Exercise prompt
Copy every line of the following data that includes the string "flat".

Dataset excerpt
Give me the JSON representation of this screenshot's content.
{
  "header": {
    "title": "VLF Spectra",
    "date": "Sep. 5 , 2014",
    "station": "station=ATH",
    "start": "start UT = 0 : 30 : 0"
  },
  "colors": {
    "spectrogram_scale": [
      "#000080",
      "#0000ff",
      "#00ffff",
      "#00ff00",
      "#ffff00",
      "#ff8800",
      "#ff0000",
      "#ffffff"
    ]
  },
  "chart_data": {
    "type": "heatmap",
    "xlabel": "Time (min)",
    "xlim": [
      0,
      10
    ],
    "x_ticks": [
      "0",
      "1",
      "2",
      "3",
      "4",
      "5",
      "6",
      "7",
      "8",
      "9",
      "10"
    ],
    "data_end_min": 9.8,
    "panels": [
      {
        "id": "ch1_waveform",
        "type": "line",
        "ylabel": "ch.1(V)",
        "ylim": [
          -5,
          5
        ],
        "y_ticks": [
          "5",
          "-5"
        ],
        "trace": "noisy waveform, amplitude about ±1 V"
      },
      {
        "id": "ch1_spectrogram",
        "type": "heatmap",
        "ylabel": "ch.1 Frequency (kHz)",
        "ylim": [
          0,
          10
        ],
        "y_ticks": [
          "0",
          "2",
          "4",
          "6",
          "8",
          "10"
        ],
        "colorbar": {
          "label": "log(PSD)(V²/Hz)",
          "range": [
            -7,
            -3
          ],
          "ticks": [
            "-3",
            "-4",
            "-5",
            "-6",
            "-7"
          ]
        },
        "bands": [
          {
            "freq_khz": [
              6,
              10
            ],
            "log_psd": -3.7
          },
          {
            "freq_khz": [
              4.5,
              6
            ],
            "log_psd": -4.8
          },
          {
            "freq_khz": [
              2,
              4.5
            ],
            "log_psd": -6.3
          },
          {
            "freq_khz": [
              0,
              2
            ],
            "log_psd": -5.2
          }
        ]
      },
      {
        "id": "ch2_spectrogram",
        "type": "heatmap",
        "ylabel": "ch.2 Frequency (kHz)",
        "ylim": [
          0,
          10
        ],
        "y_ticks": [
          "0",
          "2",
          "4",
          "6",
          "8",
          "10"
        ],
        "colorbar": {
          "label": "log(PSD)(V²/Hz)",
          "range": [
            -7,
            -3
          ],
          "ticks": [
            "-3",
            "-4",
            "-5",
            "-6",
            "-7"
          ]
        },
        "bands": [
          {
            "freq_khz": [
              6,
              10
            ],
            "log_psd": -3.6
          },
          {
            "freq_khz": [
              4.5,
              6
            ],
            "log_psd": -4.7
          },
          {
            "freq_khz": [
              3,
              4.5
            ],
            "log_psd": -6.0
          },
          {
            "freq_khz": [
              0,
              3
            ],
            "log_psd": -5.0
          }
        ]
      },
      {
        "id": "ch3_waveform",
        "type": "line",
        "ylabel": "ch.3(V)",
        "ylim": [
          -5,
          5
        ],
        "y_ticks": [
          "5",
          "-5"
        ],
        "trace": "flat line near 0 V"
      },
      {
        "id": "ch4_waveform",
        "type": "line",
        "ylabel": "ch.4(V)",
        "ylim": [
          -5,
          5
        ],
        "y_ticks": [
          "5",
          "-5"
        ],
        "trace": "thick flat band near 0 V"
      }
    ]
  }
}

Finished exercise
        "trace": "flat line near 0 V"
        "trace": "thick flat band near 0 V"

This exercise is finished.